* Work instructions *
Pictures stay out of your copy, but everything else in the records below must be repeated exactly.

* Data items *
»»
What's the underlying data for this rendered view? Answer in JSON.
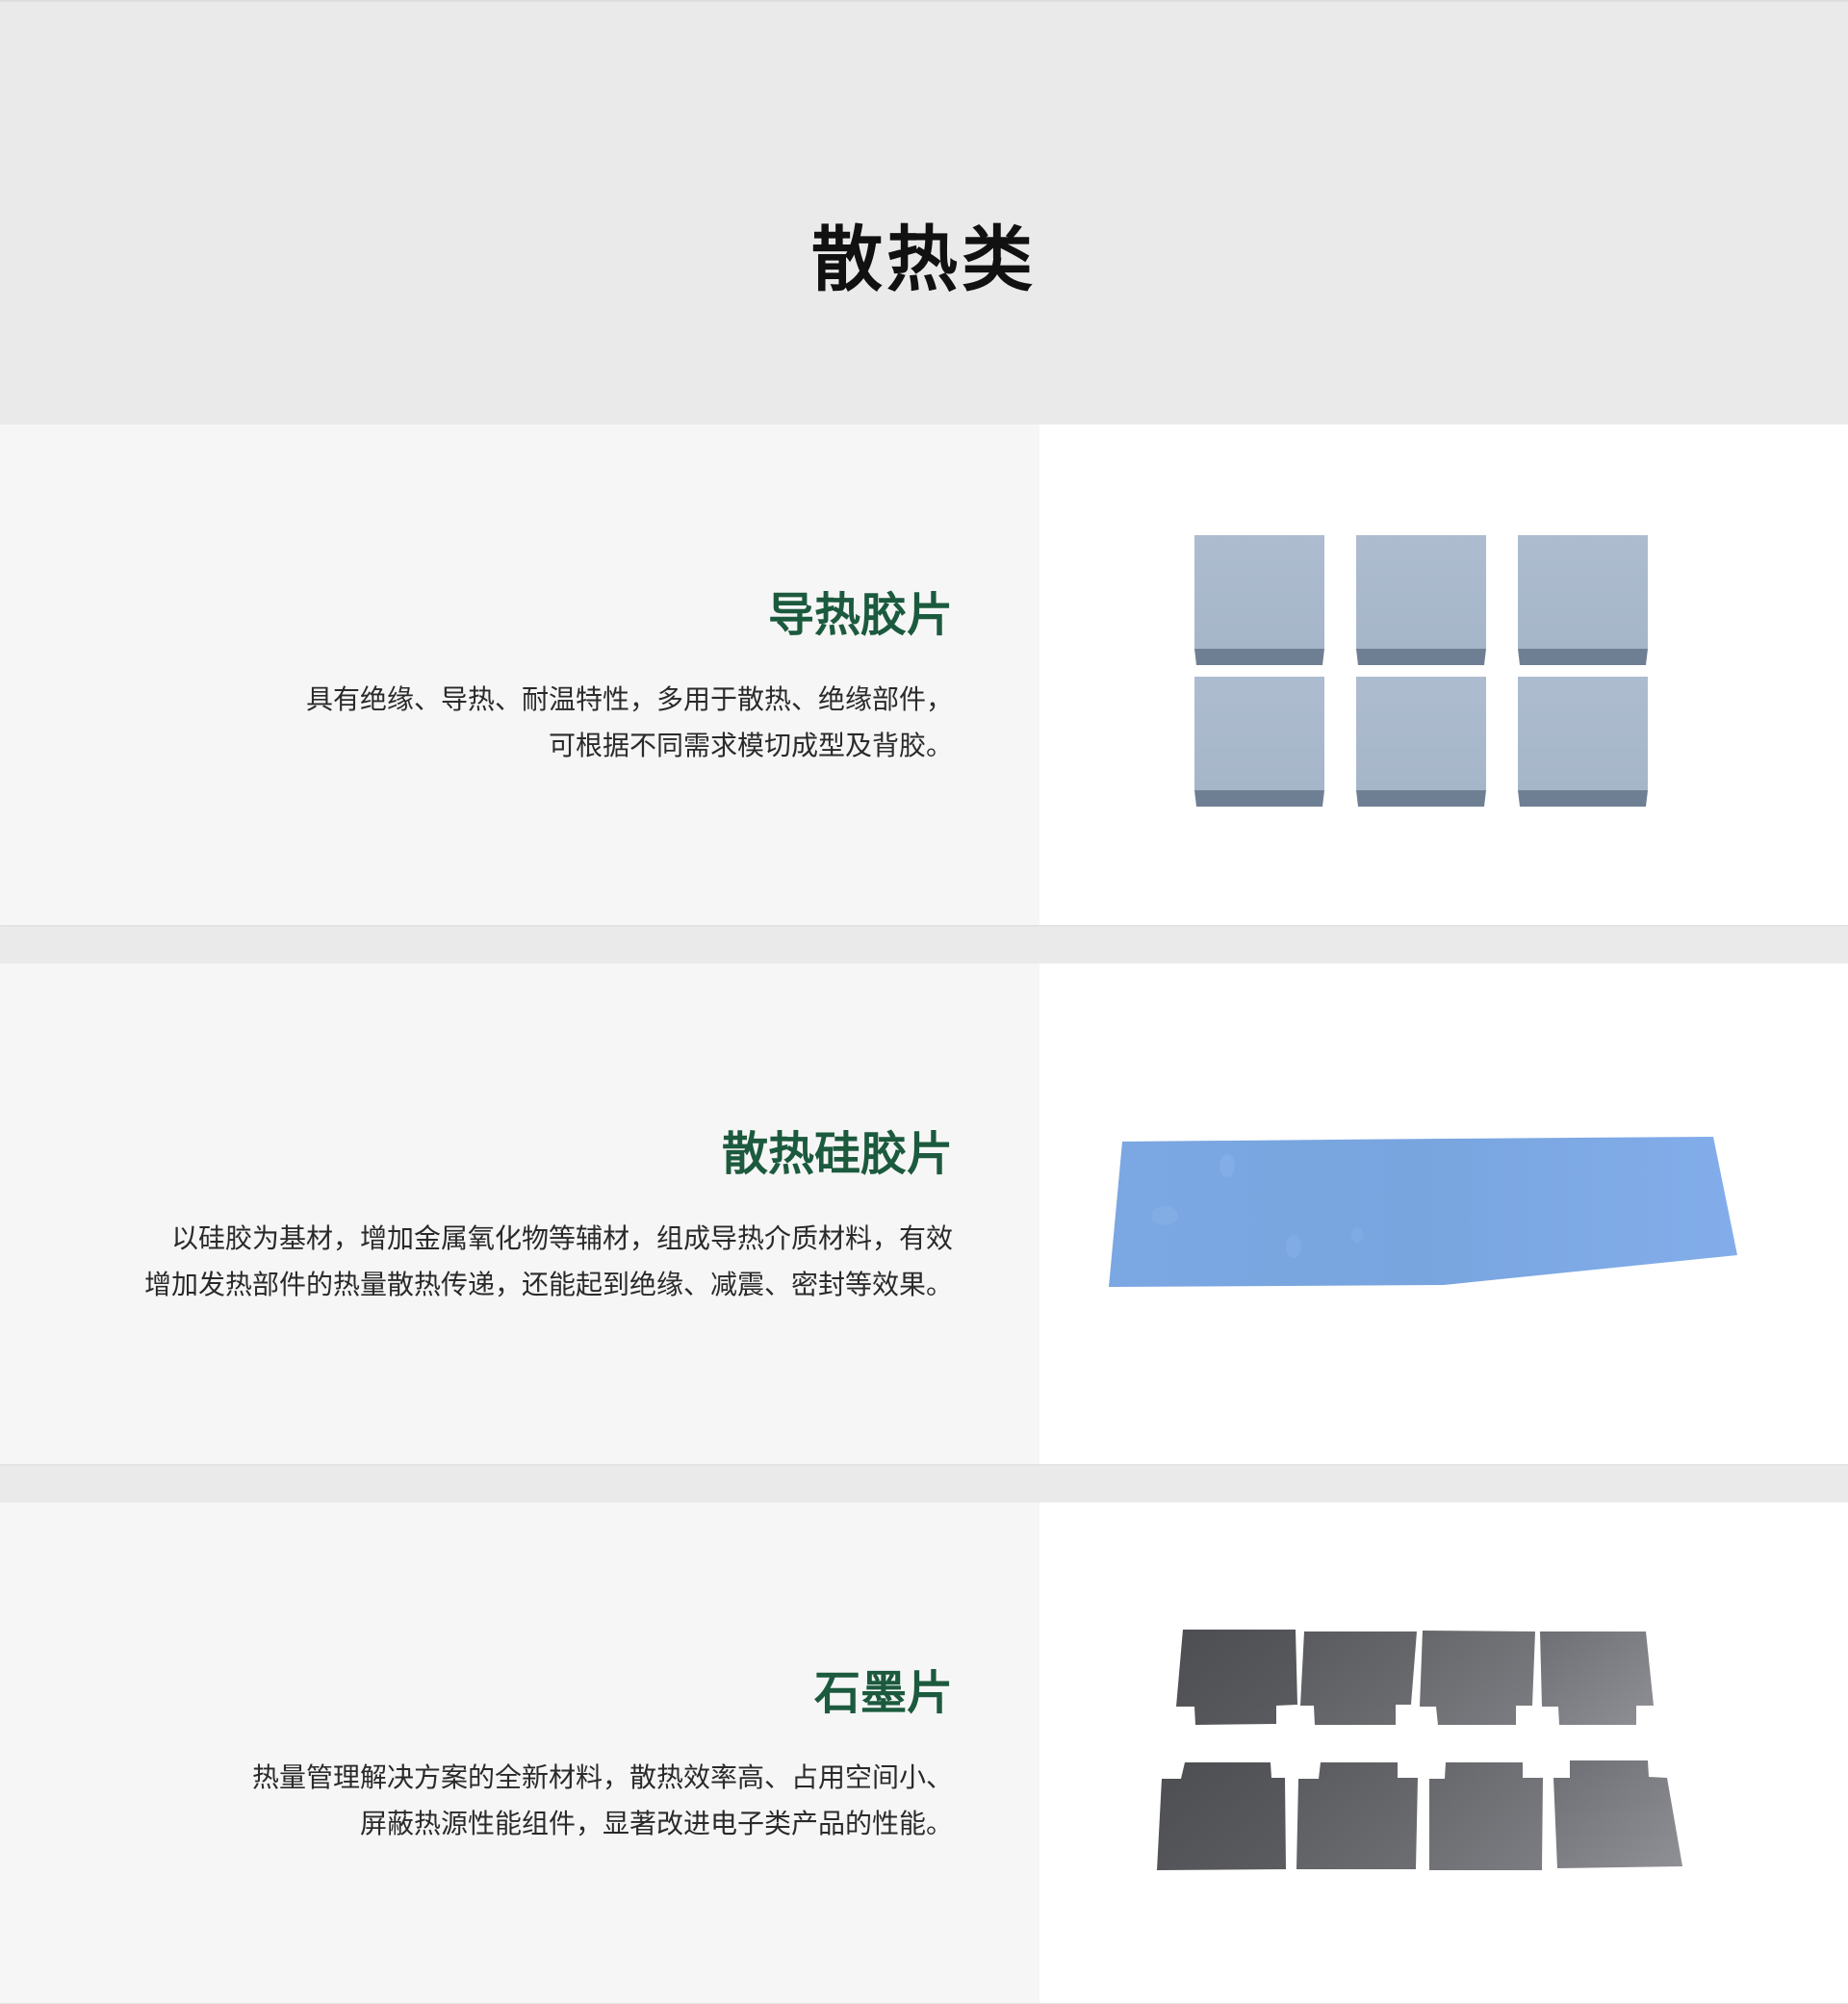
{
  "page": {
    "title": "散热类"
  },
  "products": [
    {
      "title": "导热胶片",
      "description_lines": [
        "具有绝缘、导热、耐温特性，多用于散热、绝缘部件，",
        "可根据不同需求模切成型及背胶。"
      ],
      "image_color": "#a9b9cc"
    },
    {
      "title": "散热硅胶片",
      "description_lines": [
        "以硅胶为基材，增加金属氧化物等辅材，组成导热介质材料，有效",
        "增加发热部件的热量散热传递，还能起到绝缘、减震、密封等效果。"
      ],
      "image_color": "#7aa6e0"
    },
    {
      "title": "石墨片",
      "description_lines": [
        "热量管理解决方案的全新材料，散热效率高、占用空间小、",
        "屏蔽热源性能组件，显著改进电子类产品的性能。"
      ],
      "image_color": "#4a4b4f"
    }
  ],
  "colors": {
    "title_green": "#1c5a3e",
    "background": "#eaeaea",
    "text_panel": "#f6f6f6"
  }
}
««
* Task answer *
What's the underlying data for this rendered view? Answer in JSON.
{
  "page": {
    "title": "散热类"
  },
  "products": [
    {
      "title": "导热胶片",
      "description_lines": [
        "具有绝缘、导热、耐温特性，多用于散热、绝缘部件，",
        "可根据不同需求模切成型及背胶。"
      ],
      "image_color": "#a9b9cc"
    },
    {
      "title": "散热硅胶片",
      "description_lines": [
        "以硅胶为基材，增加金属氧化物等辅材，组成导热介质材料，有效",
        "增加发热部件的热量散热传递，还能起到绝缘、减震、密封等效果。"
      ],
      "image_color": "#7aa6e0"
    },
    {
      "title": "石墨片",
      "description_lines": [
        "热量管理解决方案的全新材料，散热效率高、占用空间小、",
        "屏蔽热源性能组件，显著改进电子类产品的性能。"
      ],
      "image_color": "#4a4b4f"
    }
  ],
  "colors": {
    "title_green": "#1c5a3e",
    "background": "#eaeaea",
    "text_panel": "#f6f6f6"
  }
}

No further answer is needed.